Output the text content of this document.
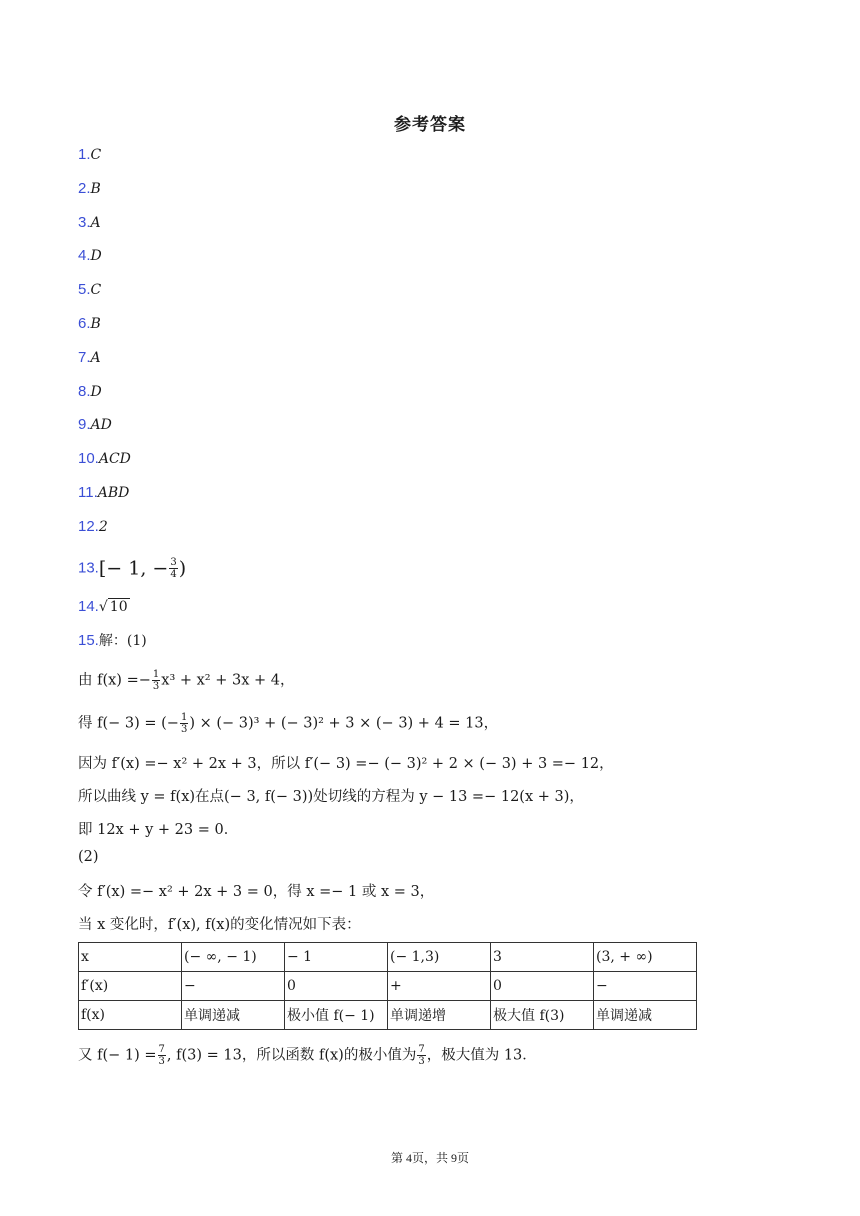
参考答案
1.C
2.B
3.A
4.D
5.C
6.B
7.A
8.D
9.AD
10.ACD
11.ABD
12.2
13.[− 1, − $\frac{3}{4}$ )
14.√ 10
15.解：(1)
由 $f(x) =- \frac{1}{3} x^3 + x^2 + 3x + 4$，
得 f(− 3) = (− $\frac{1}{3}$ ) × (− 3)³ + (− 3)² + 3 × (− 3) + 4 = 13，
因为 f′(x) =− x² + 2x + 3，所以 f′(− 3) =− (− 3)² + 2 × (− 3) + 3 =− 12，
所以曲线 y = f(x)在点(− 3, f(− 3))处切线的方程为 y − 13 =− 12(x + 3)，
即 12x + y + 23 = 0．
(2)
令 f′(x) =− x² + 2x + 3 = 0，得 x =− 1 或 x = 3，
当 x 变化时，f′(x), f(x)的变化情况如下表：
x	(− ∞, − 1)	− 1	(− 1,3)	3	(3, + ∞)
f′(x)	−	0	+	0	−
f(x)	单调递减	极小值 f(− 1)	单调递增	极大值 f(3)	单调递减
又 $f(- 1) = \frac{7}{3}$ , f(3) = 13，所以函数 f(x)的极小值为 $\frac{7}{3}$ ，极大值为 13．
第 4页，共 9页
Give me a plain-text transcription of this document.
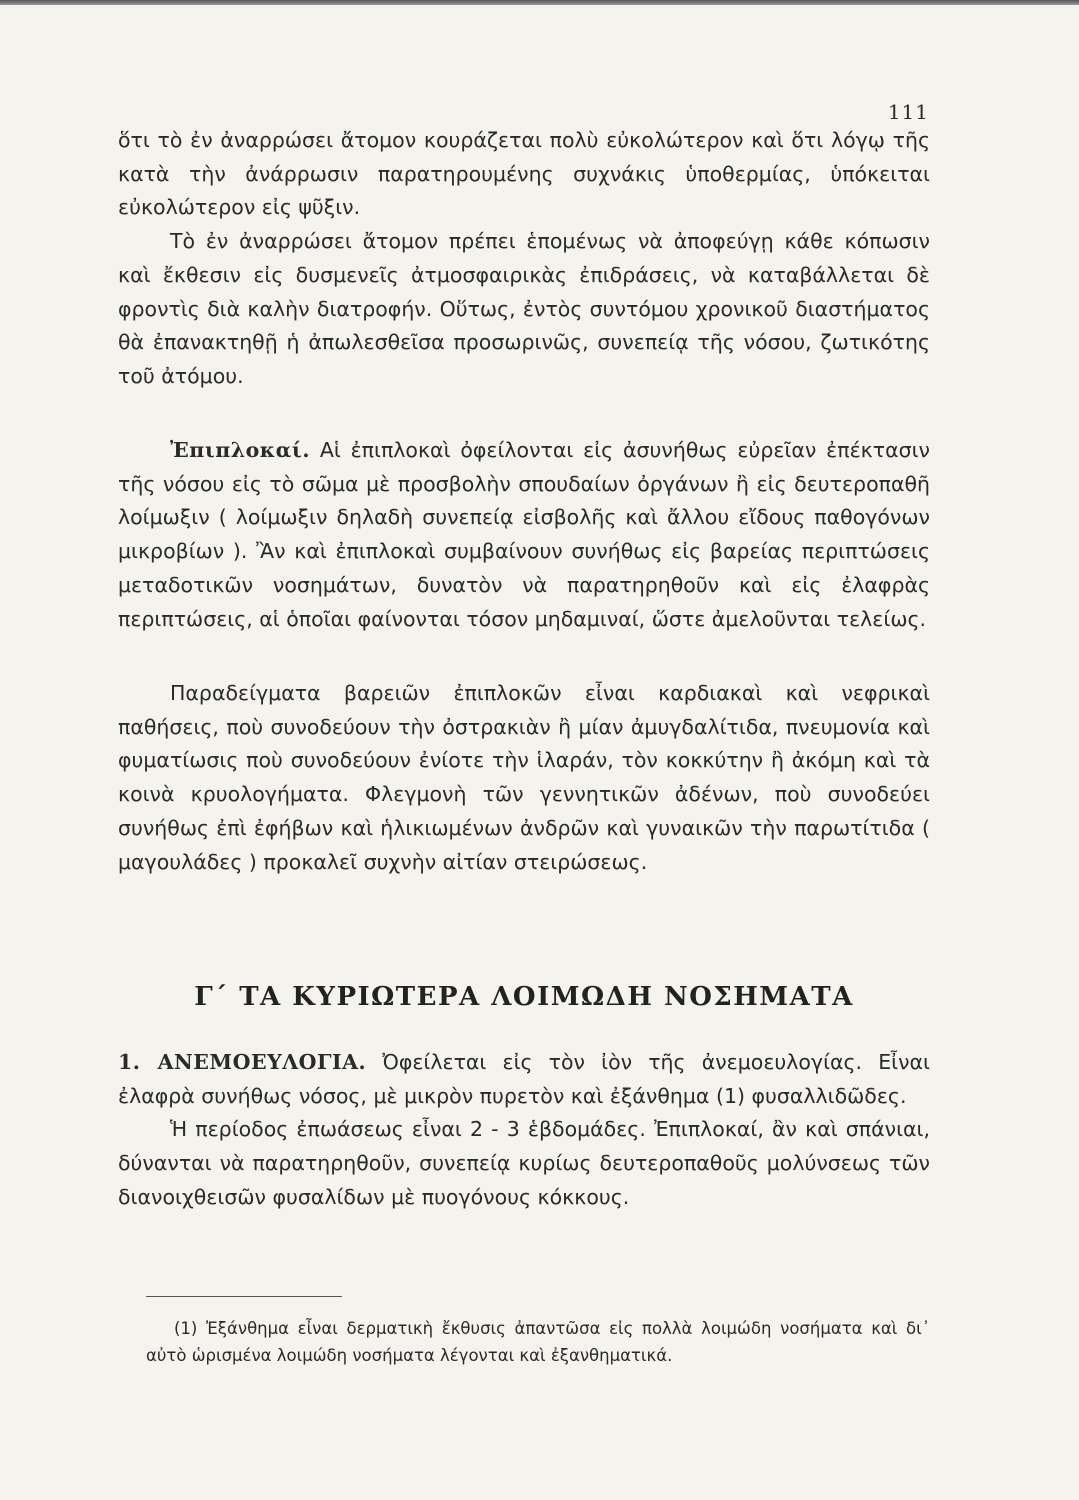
111

ὅτι τὸ ἐν ἀναρρώσει ἄτομον κουράζεται πολὺ εὐκολώτερον καὶ ὅτι λόγῳ τῆς κατὰ τὴν ἀνάρρωσιν παρατηρουμένης συχνάκις ὑποθερμίας, ὑπόκειται εὐκολώτερον εἰς ψῦξιν.

Τὸ ἐν ἀναρρώσει ἄτομον πρέπει ἑπομένως νὰ ἀποφεύγῃ κάθε κόπωσιν καὶ ἔκθεσιν εἰς δυσμενεῖς ἀτμοσφαιρικὰς ἐπιδράσεις, νὰ καταβάλλεται δὲ φροντὶς διὰ καλὴν διατροφήν. Οὕτως, ἐντὸς συντόμου χρονικοῦ διαστήματος θὰ ἐπανακτηθῇ ἡ ἀπωλεσθεῖσα προσωρινῶς, συνεπείᾳ τῆς νόσου, ζωτικότης τοῦ ἀτόμου.

Ἐπιπλοκαί. Αἱ ἐπιπλοκαὶ ὀφείλονται εἰς ἀσυνήθως εὐρεῖαν ἐπέκτασιν τῆς νόσου εἰς τὸ σῶμα μὲ προσβολὴν σπουδαίων ὀργάνων ἢ εἰς δευτεροπαθῆ λοίμωξιν ( λοίμωξιν δηλαδὴ συνεπείᾳ εἰσβολῆς καὶ ἄλλου εἴδους παθογόνων μικροβίων ). Ἂν καὶ ἐπιπλοκαὶ συμβαίνουν συνήθως εἰς βαρείας περιπτώσεις μεταδοτικῶν νοσημάτων, δυνατὸν νὰ παρατηρηθοῦν καὶ εἰς ἐλαφρὰς περιπτώσεις, αἱ ὁποῖαι φαίνονται τόσον μηδαμιναί, ὥστε ἀμελοῦνται τελείως.

Παραδείγματα βαρειῶν ἐπιπλοκῶν εἶναι καρδιακαὶ καὶ νεφρικαὶ παθήσεις, ποὺ συνοδεύουν τὴν ὀστρακιὰν ἢ μίαν ἀμυγδαλίτιδα, πνευμονία καὶ φυματίωσις ποὺ συνοδεύουν ἐνίοτε τὴν ἱλαράν, τὸν κοκκύτην ἢ ἀκόμη καὶ τὰ κοινὰ κρυολογήματα. Φλεγμονὴ τῶν γεννητικῶν ἀδένων, ποὺ συνοδεύει συνήθως ἐπὶ ἐφήβων καὶ ἡλικιωμένων ἀνδρῶν καὶ γυναικῶν τὴν παρωτίτιδα ( μαγουλάδες ) προκαλεῖ συχνὴν αἰτίαν στειρώσεως.

Γ΄ ΤΑ ΚΥΡΙΩΤΕΡΑ ΛΟΙΜΩΔΗ ΝΟΣΗΜΑΤΑ

1. ΑΝΕΜΟΕΥΛΟΓΙΑ. Ὀφείλεται εἰς τὸν ἰὸν τῆς ἀνεμοευλογίας. Εἶναι ἐλαφρὰ συνήθως νόσος, μὲ μικρὸν πυρετὸν καὶ ἐξάνθημα (1) φυσαλλιδῶδες.

Ἡ περίοδος ἐπωάσεως εἶναι 2 - 3 ἑβδομάδες. Ἐπιπλοκαί, ἂν καὶ σπάνιαι, δύνανται νὰ παρατηρηθοῦν, συνεπείᾳ κυρίως δευτεροπαθοῦς μολύνσεως τῶν διανοιχθεισῶν φυσαλίδων μὲ πυογόνους κόκκους.

(1) Ἐξάνθημα εἶναι δερματικὴ ἔκθυσις ἀπαντῶσα εἰς πολλὰ λοιμώδη νοσήματα καὶ δι᾽ αὐτὸ ὡρισμένα λοιμώδη νοσήματα λέγονται καὶ ἐξανθηματικά.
──────────────────────────────
What you will do | Write the records above out again exactly, with no pictures in your copy.

Answer below |
Output the text content of this document.
参考答案
1.C
2.B
3.A
4.D
5.C
6.B
7.A
8.D
9.AD
10.ACD
11.ABD
12.2
13.[− 1, − $\frac{3}{4}$ )
14.√ 10
15.解：(1)
由 $f(x) =- \frac{1}{3} x^3 + x^2 + 3x + 4$，
得 f(− 3) = (− $\frac{1}{3}$ ) × (− 3)³ + (− 3)² + 3 × (− 3) + 4 = 13，
因为 f′(x) =− x² + 2x + 3，所以 f′(− 3) =− (− 3)² + 2 × (− 3) + 3 =− 12，
所以曲线 y = f(x)在点(− 3, f(− 3))处切线的方程为 y − 13 =− 12(x + 3)，
即 12x + y + 23 = 0．
(2)
令 f′(x) =− x² + 2x + 3 = 0，得 x =− 1 或 x = 3，
当 x 变化时，f′(x), f(x)的变化情况如下表：
x	(− ∞, − 1)	− 1	(− 1,3)	3	(3, + ∞)
f′(x)	−	0	+	0	−
f(x)	单调递减	极小值 f(− 1)	单调递增	极大值 f(3)	单调递减
又 $f(- 1) = \frac{7}{3}$ , f(3) = 13，所以函数 f(x)的极小值为 $\frac{7}{3}$ ，极大值为 13．
第 4页，共 9页
Give me a plain-text transcription of this document.
111

ὅτι τὸ ἐν ἀναρρώσει ἄτομον κουράζεται πολὺ εὐκολώτερον καὶ ὅτι λόγῳ τῆς κατὰ τὴν ἀνάρρωσιν παρατηρουμένης συχνάκις ὑποθερμίας, ὑπόκειται εὐκολώτερον εἰς ψῦξιν.

Τὸ ἐν ἀναρρώσει ἄτομον πρέπει ἑπομένως νὰ ἀποφεύγῃ κάθε κόπωσιν καὶ ἔκθεσιν εἰς δυσμενεῖς ἀτμοσφαιρικὰς ἐπιδράσεις, νὰ καταβάλλεται δὲ φροντὶς διὰ καλὴν διατροφήν. Οὕτως, ἐντὸς συντόμου χρονικοῦ διαστήματος θὰ ἐπανακτηθῇ ἡ ἀπωλεσθεῖσα προσωρινῶς, συνεπείᾳ τῆς νόσου, ζωτικότης τοῦ ἀτόμου.

Ἐπιπλοκαί. Αἱ ἐπιπλοκαὶ ὀφείλονται εἰς ἀσυνήθως εὐρεῖαν ἐπέκτασιν τῆς νόσου εἰς τὸ σῶμα μὲ προσβολὴν σπουδαίων ὀργάνων ἢ εἰς δευτεροπαθῆ λοίμωξιν ( λοίμωξιν δηλαδὴ συνεπείᾳ εἰσβολῆς καὶ ἄλλου εἴδους παθογόνων μικροβίων ). Ἂν καὶ ἐπιπλοκαὶ συμβαίνουν συνήθως εἰς βαρείας περιπτώσεις μεταδοτικῶν νοσημάτων, δυνατὸν νὰ παρατηρηθοῦν καὶ εἰς ἐλαφρὰς περιπτώσεις, αἱ ὁποῖαι φαίνονται τόσον μηδαμιναί, ὥστε ἀμελοῦνται τελείως.

Παραδείγματα βαρειῶν ἐπιπλοκῶν εἶναι καρδιακαὶ καὶ νεφρικαὶ παθήσεις, ποὺ συνοδεύουν τὴν ὀστρακιὰν ἢ μίαν ἀμυγδαλίτιδα, πνευμονία καὶ φυματίωσις ποὺ συνοδεύουν ἐνίοτε τὴν ἱλαράν, τὸν κοκκύτην ἢ ἀκόμη καὶ τὰ κοινὰ κρυολογήματα. Φλεγμονὴ τῶν γεννητικῶν ἀδένων, ποὺ συνοδεύει συνήθως ἐπὶ ἐφήβων καὶ ἡλικιωμένων ἀνδρῶν καὶ γυναικῶν τὴν παρωτίτιδα ( μαγουλάδες ) προκαλεῖ συχνὴν αἰτίαν στειρώσεως.

Γ΄ ΤΑ ΚΥΡΙΩΤΕΡΑ ΛΟΙΜΩΔΗ ΝΟΣΗΜΑΤΑ

1. ΑΝΕΜΟΕΥΛΟΓΙΑ. Ὀφείλεται εἰς τὸν ἰὸν τῆς ἀνεμοευλογίας. Εἶναι ἐλαφρὰ συνήθως νόσος, μὲ μικρὸν πυρετὸν καὶ ἐξάνθημα (1) φυσαλλιδῶδες.

Ἡ περίοδος ἐπωάσεως εἶναι 2 - 3 ἑβδομάδες. Ἐπιπλοκαί, ἂν καὶ σπάνιαι, δύνανται νὰ παρατηρηθοῦν, συνεπείᾳ κυρίως δευτεροπαθοῦς μολύνσεως τῶν διανοιχθεισῶν φυσαλίδων μὲ πυογόνους κόκκους.

(1) Ἐξάνθημα εἶναι δερματικὴ ἔκθυσις ἀπαντῶσα εἰς πολλὰ λοιμώδη νοσήματα καὶ δι᾽ αὐτὸ ὡρισμένα λοιμώδη νοσήματα λέγονται καὶ ἐξανθηματικά.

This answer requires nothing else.